═══ Data for this task ═══

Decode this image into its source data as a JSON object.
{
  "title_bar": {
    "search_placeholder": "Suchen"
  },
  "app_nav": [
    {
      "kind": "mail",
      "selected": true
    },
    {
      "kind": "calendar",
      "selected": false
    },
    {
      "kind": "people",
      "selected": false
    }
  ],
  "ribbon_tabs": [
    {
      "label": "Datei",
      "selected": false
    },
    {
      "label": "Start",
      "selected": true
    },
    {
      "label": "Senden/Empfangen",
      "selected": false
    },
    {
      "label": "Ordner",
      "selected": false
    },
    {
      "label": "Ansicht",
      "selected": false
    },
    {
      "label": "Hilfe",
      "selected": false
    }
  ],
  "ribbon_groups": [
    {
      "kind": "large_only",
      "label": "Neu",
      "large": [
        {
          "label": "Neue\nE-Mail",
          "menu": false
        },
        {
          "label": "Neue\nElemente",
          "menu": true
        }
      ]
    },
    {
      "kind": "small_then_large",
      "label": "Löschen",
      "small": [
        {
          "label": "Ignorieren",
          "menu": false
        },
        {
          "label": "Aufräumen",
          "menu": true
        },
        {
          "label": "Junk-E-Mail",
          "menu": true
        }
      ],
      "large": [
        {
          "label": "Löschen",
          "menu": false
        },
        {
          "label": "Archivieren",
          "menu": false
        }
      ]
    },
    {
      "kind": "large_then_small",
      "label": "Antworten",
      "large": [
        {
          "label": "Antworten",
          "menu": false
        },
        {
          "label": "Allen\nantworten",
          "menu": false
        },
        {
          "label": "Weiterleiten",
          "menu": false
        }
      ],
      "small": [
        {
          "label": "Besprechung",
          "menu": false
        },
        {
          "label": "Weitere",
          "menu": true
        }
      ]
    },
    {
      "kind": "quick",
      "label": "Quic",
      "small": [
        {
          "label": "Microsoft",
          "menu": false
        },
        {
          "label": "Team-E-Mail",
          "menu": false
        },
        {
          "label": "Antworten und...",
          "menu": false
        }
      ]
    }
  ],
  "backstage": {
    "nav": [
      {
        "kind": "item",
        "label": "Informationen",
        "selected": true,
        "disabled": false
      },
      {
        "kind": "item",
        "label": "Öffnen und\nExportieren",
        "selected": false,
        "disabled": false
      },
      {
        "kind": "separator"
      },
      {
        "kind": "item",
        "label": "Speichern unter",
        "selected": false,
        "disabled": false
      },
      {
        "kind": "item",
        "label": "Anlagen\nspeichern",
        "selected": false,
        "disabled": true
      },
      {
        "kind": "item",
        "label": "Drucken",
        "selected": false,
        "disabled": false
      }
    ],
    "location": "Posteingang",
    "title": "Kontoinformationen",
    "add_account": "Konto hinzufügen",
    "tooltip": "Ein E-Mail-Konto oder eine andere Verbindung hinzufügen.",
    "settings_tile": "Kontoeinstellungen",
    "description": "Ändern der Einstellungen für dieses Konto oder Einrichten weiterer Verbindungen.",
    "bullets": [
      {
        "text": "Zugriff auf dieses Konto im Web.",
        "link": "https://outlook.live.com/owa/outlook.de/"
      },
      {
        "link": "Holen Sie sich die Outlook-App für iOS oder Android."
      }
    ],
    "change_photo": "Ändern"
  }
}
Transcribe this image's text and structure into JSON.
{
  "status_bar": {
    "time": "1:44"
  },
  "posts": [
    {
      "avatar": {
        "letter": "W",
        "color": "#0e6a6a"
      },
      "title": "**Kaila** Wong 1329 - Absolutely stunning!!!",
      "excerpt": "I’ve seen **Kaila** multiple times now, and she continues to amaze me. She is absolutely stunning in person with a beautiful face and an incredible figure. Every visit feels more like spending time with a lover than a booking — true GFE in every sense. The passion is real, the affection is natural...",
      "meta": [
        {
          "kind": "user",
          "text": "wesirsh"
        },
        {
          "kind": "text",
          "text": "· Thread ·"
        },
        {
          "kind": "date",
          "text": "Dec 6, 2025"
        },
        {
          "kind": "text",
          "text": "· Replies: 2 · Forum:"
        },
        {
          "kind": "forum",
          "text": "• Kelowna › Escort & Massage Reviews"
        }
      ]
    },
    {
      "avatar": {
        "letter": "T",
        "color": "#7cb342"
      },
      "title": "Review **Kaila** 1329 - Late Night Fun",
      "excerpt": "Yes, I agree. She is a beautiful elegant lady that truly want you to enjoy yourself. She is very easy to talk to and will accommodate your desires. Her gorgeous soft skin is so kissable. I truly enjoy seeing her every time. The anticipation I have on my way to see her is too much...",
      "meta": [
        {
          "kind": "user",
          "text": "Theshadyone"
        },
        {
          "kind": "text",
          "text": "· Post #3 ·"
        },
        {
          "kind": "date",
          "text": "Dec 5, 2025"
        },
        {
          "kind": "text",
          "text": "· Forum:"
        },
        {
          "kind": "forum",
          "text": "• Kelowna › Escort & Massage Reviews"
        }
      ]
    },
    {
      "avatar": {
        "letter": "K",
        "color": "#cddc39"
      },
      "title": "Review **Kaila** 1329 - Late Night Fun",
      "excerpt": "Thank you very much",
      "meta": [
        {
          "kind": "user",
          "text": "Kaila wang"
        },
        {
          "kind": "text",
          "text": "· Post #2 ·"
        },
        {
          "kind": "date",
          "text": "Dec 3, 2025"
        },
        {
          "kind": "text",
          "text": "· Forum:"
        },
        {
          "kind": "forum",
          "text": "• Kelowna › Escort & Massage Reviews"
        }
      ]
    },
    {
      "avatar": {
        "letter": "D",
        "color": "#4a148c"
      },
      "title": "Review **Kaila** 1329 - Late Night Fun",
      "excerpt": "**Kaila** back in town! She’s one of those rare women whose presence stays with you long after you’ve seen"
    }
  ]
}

═══

◆ **Prompt**
Go through the lines above. Select every one that has the string "time".

◆ **Complete response**
    "time": "1:44"
      "excerpt": "I’ve seen **Kaila** multiple times now, and she continues to amaze me. She is absolutely stunning in person with a beautiful face and an incredible figure. Every visit feels more like spending time with a lover than a booking — true GFE in every sense. The passion is real, the affection is natural...",
      "excerpt": "Yes, I agree. She is a beautiful elegant lady that truly want you to enjoy yourself. She is very easy to talk to and will accommodate your desires. Her gorgeous soft skin is so kissable. I truly enjoy seeing her every time. The anticipation I have on my way to see her is too much...",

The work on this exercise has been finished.